## BEGIN

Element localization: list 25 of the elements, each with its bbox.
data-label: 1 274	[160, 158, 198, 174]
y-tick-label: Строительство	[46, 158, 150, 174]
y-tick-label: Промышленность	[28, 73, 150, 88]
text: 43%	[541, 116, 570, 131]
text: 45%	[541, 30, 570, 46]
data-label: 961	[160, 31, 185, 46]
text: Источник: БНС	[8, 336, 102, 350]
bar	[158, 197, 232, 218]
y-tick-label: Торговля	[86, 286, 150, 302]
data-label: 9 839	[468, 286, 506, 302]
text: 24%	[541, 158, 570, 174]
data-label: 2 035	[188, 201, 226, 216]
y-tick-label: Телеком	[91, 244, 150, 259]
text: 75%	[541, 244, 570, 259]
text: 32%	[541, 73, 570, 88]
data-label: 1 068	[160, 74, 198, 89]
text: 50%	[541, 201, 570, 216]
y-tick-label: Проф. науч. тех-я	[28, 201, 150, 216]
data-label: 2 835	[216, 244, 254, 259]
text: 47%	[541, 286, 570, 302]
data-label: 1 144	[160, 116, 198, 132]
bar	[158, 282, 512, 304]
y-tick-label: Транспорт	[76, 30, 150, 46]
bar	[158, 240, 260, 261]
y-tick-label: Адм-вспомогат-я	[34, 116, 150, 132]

## END

* Task details: Update the material above, replacing "Телеком" with "Телекоммуникации" and keeping every other line and value unchanged.

* Solution to the exercise:
Element localization: list 25 of the elements, each with its bbox.
data-label: 1 274	[160, 158, 198, 174]
y-tick-label: Строительство	[46, 158, 150, 174]
y-tick-label: Промышленность	[28, 73, 150, 88]
text: 43%	[541, 116, 570, 131]
text: 45%	[541, 30, 570, 46]
data-label: 961	[160, 31, 185, 46]
text: Источник: БНС	[8, 336, 102, 350]
bar	[158, 197, 232, 218]
y-tick-label: Торговля	[86, 286, 150, 302]
data-label: 9 839	[468, 286, 506, 302]
text: 24%	[541, 158, 570, 174]
data-label: 2 035	[188, 201, 226, 216]
y-tick-label: Телекоммуникации	[91, 244, 150, 259]
text: 75%	[541, 244, 570, 259]
text: 32%	[541, 73, 570, 88]
data-label: 1 068	[160, 74, 198, 89]
text: 50%	[541, 201, 570, 216]
y-tick-label: Проф. науч. тех-я	[28, 201, 150, 216]
data-label: 2 835	[216, 244, 254, 259]
text: 47%	[541, 286, 570, 302]
data-label: 1 144	[160, 116, 198, 132]
bar	[158, 282, 512, 304]
y-tick-label: Транспорт	[76, 30, 150, 46]
bar	[158, 240, 260, 261]
y-tick-label: Адм-вспомогат-я	[34, 116, 150, 132]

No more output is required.